STATED GOAL:
Copy down all of the data underneath, exactly as shown.

>> start RECORDS FOR THIS TASK

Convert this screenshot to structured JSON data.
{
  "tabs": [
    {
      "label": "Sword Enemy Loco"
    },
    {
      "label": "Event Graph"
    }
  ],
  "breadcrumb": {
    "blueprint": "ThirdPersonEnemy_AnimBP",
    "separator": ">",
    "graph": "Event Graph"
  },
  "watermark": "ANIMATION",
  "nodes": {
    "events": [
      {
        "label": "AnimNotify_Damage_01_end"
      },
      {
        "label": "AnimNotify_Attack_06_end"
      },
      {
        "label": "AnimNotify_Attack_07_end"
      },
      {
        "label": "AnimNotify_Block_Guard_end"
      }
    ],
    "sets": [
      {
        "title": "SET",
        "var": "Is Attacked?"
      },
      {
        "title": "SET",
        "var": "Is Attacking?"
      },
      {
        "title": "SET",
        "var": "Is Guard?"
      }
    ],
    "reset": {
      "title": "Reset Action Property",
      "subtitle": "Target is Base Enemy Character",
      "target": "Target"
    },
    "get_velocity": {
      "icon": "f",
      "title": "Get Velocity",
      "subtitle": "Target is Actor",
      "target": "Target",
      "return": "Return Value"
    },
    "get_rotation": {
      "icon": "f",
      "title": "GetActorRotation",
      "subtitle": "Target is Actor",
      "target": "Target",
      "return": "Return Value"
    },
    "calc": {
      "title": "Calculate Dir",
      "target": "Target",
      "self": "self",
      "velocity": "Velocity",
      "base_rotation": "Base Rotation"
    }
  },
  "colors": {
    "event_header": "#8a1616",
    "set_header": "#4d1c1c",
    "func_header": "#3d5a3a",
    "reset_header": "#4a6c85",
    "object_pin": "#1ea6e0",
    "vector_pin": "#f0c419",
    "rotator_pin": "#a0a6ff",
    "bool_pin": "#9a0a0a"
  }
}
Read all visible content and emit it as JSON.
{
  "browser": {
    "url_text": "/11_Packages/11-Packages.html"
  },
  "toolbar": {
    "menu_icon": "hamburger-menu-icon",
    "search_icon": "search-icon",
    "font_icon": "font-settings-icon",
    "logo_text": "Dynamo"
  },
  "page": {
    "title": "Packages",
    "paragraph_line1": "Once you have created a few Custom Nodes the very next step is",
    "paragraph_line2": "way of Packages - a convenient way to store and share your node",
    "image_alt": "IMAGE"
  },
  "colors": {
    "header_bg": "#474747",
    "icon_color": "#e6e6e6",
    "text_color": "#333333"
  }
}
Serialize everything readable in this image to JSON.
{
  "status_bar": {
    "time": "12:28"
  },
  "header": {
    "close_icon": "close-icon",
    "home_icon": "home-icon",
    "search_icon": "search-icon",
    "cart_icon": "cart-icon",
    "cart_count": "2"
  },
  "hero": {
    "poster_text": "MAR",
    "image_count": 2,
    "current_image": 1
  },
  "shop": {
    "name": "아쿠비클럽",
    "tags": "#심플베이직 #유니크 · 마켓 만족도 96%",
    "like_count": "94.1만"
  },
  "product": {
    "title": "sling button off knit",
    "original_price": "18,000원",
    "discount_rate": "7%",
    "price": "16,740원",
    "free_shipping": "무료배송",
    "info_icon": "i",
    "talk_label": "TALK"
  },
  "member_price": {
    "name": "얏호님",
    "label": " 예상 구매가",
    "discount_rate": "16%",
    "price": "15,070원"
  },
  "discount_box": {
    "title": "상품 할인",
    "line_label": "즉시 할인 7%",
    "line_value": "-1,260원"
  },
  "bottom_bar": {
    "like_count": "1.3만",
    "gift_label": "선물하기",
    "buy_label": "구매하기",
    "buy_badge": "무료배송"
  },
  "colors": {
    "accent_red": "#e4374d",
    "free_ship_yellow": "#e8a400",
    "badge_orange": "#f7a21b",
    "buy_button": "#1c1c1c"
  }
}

>> end RECORDS FOR THIS TASK

RESPONSE FOR THIS EXERCISE:
Convert this screenshot to structured JSON data.
{
  "tabs": [
    {
      "label": "Sword Enemy Loco"
    },
    {
      "label": "Event Graph"
    }
  ],
  "breadcrumb": {
    "blueprint": "ThirdPersonEnemy_AnimBP",
    "separator": ">",
    "graph": "Event Graph"
  },
  "watermark": "ANIMATION",
  "nodes": {
    "events": [
      {
        "label": "AnimNotify_Damage_01_end"
      },
      {
        "label": "AnimNotify_Attack_06_end"
      },
      {
        "label": "AnimNotify_Attack_07_end"
      },
      {
        "label": "AnimNotify_Block_Guard_end"
      }
    ],
    "sets": [
      {
        "title": "SET",
        "var": "Is Attacked?"
      },
      {
        "title": "SET",
        "var": "Is Attacking?"
      },
      {
        "title": "SET",
        "var": "Is Guard?"
      }
    ],
    "reset": {
      "title": "Reset Action Property",
      "subtitle": "Target is Base Enemy Character",
      "target": "Target"
    },
    "get_velocity": {
      "icon": "f",
      "title": "Get Velocity",
      "subtitle": "Target is Actor",
      "target": "Target",
      "return": "Return Value"
    },
    "get_rotation": {
      "icon": "f",
      "title": "GetActorRotation",
      "subtitle": "Target is Actor",
      "target": "Target",
      "return": "Return Value"
    },
    "calc": {
      "title": "Calculate Dir",
      "target": "Target",
      "self": "self",
      "velocity": "Velocity",
      "base_rotation": "Base Rotation"
    }
  },
  "colors": {
    "event_header": "#8a1616",
    "set_header": "#4d1c1c",
    "func_header": "#3d5a3a",
    "reset_header": "#4a6c85",
    "object_pin": "#1ea6e0",
    "vector_pin": "#f0c419",
    "rotator_pin": "#a0a6ff",
    "bool_pin": "#9a0a0a"
  }
}
Read all visible content and emit it as JSON.
{
  "browser": {
    "url_text": "/11_Packages/11-Packages.html"
  },
  "toolbar": {
    "menu_icon": "hamburger-menu-icon",
    "search_icon": "search-icon",
    "font_icon": "font-settings-icon",
    "logo_text": "Dynamo"
  },
  "page": {
    "title": "Packages",
    "paragraph_line1": "Once you have created a few Custom Nodes the very next step is",
    "paragraph_line2": "way of Packages - a convenient way to store and share your node",
    "image_alt": "IMAGE"
  },
  "colors": {
    "header_bg": "#474747",
    "icon_color": "#e6e6e6",
    "text_color": "#333333"
  }
}
Serialize everything readable in this image to JSON.
{
  "status_bar": {
    "time": "12:28"
  },
  "header": {
    "close_icon": "close-icon",
    "home_icon": "home-icon",
    "search_icon": "search-icon",
    "cart_icon": "cart-icon",
    "cart_count": "2"
  },
  "hero": {
    "poster_text": "MAR",
    "image_count": 2,
    "current_image": 1
  },
  "shop": {
    "name": "아쿠비클럽",
    "tags": "#심플베이직 #유니크 · 마켓 만족도 96%",
    "like_count": "94.1만"
  },
  "product": {
    "title": "sling button off knit",
    "original_price": "18,000원",
    "discount_rate": "7%",
    "price": "16,740원",
    "free_shipping": "무료배송",
    "info_icon": "i",
    "talk_label": "TALK"
  },
  "member_price": {
    "name": "얏호님",
    "label": " 예상 구매가",
    "discount_rate": "16%",
    "price": "15,070원"
  },
  "discount_box": {
    "title": "상품 할인",
    "line_label": "즉시 할인 7%",
    "line_value": "-1,260원"
  },
  "bottom_bar": {
    "like_count": "1.3만",
    "gift_label": "선물하기",
    "buy_label": "구매하기",
    "buy_badge": "무료배송"
  },
  "colors": {
    "accent_red": "#e4374d",
    "free_ship_yellow": "#e8a400",
    "badge_orange": "#f7a21b",
    "buy_button": "#1c1c1c"
  }
}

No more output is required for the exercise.